Aim of the task:
Where a line of the listing below includes the word "tham", reproduce that line.

============================================================

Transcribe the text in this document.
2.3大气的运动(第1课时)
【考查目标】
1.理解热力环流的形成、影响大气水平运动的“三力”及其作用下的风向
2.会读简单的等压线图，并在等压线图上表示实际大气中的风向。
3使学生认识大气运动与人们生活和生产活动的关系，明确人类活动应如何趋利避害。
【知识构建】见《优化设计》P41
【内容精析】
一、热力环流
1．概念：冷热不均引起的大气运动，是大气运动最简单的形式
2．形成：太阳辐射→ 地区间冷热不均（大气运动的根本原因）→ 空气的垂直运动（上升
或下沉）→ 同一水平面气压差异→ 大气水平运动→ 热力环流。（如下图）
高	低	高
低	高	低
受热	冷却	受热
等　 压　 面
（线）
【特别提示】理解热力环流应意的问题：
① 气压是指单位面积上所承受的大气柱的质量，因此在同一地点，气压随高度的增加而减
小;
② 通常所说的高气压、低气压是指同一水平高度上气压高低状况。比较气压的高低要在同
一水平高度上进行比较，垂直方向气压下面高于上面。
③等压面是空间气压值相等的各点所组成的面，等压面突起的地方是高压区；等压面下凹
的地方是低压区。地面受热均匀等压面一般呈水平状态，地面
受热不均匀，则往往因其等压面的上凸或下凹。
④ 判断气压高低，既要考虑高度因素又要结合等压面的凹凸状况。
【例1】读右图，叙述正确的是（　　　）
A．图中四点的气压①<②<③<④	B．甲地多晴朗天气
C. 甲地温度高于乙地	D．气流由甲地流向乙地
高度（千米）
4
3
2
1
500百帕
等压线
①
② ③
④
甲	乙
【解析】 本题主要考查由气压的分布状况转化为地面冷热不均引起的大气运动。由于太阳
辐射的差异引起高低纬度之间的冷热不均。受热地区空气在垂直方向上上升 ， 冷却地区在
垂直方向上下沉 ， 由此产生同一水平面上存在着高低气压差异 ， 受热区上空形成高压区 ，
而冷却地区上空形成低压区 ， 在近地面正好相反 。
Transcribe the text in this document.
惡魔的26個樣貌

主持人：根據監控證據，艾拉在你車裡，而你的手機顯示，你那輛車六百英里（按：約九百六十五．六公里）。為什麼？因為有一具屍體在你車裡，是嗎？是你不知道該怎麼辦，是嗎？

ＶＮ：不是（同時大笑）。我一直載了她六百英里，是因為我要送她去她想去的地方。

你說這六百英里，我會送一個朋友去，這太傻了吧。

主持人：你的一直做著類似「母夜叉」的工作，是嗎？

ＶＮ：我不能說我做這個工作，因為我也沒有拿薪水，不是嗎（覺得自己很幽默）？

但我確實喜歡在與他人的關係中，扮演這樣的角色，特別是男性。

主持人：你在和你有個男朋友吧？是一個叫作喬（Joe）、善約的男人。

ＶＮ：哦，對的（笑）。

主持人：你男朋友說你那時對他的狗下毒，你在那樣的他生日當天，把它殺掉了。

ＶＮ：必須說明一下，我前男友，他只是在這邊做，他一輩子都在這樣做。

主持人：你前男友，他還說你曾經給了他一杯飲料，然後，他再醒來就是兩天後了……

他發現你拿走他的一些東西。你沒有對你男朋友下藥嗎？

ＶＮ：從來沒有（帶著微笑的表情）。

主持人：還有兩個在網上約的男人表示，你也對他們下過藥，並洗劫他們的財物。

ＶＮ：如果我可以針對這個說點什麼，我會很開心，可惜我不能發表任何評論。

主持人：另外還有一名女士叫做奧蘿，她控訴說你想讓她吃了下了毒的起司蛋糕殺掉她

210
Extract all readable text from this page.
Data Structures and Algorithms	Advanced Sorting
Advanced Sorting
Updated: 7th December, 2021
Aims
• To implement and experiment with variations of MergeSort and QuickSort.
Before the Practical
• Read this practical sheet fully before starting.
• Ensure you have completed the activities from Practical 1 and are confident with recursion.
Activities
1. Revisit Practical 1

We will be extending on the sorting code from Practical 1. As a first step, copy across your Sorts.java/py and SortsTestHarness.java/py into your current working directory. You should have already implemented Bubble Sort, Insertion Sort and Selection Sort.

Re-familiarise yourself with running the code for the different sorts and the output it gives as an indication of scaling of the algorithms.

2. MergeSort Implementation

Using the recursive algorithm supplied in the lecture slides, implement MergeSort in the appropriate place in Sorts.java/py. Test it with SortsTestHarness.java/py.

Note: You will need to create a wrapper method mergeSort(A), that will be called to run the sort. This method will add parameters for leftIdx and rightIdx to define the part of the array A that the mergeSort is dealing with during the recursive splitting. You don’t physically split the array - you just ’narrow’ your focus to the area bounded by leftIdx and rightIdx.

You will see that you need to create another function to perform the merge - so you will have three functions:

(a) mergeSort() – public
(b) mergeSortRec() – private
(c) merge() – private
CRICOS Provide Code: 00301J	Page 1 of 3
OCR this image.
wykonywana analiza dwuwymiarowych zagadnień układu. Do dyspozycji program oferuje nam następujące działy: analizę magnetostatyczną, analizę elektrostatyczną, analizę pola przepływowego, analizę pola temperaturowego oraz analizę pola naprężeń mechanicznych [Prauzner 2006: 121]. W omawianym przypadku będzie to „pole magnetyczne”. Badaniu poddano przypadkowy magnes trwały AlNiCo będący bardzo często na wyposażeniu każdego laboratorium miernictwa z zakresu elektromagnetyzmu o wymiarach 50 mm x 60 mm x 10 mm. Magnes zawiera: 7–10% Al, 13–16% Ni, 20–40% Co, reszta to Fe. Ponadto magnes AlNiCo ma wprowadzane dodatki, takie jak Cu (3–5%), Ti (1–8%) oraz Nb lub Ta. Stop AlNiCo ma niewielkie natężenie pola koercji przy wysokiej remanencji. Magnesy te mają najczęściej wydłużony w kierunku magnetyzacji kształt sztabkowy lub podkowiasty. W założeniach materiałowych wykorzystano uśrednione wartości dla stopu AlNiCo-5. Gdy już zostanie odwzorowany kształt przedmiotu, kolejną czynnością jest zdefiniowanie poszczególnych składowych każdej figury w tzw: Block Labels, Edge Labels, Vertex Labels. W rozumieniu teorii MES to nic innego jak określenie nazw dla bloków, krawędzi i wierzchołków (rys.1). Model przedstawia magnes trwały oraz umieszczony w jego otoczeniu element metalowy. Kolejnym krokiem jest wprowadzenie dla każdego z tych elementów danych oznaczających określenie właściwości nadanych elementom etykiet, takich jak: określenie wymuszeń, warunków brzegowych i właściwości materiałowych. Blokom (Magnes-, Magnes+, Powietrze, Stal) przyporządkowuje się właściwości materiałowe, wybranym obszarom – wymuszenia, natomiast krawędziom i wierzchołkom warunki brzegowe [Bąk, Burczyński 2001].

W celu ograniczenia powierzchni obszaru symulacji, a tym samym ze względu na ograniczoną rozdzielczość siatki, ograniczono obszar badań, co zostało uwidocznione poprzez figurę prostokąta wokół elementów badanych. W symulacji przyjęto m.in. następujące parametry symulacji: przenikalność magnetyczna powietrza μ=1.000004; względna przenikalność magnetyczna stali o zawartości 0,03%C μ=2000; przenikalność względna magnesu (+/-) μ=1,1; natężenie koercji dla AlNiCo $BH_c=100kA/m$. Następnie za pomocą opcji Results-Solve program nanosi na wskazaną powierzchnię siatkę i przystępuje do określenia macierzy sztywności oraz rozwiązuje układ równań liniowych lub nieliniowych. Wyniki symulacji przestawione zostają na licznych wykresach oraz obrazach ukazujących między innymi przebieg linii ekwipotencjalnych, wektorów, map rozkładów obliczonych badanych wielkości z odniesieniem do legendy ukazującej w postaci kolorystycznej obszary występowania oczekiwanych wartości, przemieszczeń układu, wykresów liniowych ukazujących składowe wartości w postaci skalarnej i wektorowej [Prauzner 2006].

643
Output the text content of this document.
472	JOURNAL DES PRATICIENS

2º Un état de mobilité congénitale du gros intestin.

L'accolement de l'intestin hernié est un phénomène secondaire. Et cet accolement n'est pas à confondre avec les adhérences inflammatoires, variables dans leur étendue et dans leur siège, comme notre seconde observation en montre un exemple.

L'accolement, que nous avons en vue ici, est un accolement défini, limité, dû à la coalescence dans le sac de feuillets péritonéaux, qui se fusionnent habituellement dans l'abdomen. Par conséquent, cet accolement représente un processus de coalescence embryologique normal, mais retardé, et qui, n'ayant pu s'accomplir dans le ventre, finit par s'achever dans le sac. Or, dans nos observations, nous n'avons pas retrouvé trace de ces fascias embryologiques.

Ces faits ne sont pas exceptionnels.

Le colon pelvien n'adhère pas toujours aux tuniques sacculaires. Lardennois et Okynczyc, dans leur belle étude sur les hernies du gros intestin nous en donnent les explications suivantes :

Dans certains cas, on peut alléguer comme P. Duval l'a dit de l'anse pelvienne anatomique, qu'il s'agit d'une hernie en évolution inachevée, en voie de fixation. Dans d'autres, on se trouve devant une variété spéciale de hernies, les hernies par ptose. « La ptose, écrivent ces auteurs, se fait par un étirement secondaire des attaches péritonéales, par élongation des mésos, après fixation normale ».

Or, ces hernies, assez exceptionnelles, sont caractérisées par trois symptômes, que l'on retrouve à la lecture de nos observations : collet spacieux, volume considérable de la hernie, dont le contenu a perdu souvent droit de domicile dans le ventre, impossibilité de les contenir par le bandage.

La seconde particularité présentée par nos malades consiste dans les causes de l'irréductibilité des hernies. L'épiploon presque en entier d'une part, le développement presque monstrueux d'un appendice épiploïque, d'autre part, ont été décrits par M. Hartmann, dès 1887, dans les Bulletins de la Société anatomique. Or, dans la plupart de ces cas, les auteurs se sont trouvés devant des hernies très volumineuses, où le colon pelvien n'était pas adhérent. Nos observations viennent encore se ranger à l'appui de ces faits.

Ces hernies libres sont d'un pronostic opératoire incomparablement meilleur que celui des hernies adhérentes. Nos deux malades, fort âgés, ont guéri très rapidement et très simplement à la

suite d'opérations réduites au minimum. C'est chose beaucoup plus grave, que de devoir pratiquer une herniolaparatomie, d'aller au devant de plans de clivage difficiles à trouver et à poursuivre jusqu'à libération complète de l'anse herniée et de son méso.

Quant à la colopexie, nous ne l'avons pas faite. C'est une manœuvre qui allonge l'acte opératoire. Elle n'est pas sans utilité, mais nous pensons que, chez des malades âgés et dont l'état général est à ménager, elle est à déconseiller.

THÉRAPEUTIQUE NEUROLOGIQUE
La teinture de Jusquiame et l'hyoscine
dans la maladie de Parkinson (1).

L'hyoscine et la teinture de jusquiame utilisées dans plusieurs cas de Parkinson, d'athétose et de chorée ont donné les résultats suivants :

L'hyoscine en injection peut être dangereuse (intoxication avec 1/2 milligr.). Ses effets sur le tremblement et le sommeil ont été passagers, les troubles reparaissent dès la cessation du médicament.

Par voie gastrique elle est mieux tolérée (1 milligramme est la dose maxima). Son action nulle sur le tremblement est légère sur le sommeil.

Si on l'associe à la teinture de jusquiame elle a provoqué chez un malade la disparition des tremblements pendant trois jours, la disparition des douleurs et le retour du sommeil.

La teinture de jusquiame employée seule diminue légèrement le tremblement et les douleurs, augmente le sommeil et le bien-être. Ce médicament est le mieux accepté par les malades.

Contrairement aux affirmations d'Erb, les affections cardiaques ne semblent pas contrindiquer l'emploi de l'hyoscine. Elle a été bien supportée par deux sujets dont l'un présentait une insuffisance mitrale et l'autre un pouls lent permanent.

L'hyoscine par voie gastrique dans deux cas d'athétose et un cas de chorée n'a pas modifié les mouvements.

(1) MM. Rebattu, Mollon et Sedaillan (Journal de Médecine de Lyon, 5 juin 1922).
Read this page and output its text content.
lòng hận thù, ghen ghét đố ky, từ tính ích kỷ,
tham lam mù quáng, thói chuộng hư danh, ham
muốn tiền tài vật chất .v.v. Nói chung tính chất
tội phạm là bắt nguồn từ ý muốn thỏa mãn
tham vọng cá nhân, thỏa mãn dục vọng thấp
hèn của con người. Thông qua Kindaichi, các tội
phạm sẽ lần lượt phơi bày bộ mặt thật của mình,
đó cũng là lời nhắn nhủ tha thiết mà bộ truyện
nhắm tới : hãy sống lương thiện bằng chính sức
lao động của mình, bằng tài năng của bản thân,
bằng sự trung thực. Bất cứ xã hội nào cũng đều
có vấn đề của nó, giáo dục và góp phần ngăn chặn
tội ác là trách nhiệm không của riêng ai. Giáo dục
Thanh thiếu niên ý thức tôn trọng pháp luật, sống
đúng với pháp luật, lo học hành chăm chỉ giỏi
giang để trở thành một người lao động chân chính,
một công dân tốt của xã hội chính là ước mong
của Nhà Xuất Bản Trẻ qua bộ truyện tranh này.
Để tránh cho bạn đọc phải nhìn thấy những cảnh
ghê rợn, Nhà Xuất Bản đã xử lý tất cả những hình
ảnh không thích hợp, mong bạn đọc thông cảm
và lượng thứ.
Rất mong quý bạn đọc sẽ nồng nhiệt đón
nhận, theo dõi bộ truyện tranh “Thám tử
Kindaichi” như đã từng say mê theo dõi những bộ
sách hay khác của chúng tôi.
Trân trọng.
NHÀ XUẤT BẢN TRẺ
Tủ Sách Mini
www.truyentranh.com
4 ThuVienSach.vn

============================================================

Task response:
tham lam mù quáng, thói chuộng hư danh, ham
tham vọng cá nhân, thỏa mãn dục vọng thấp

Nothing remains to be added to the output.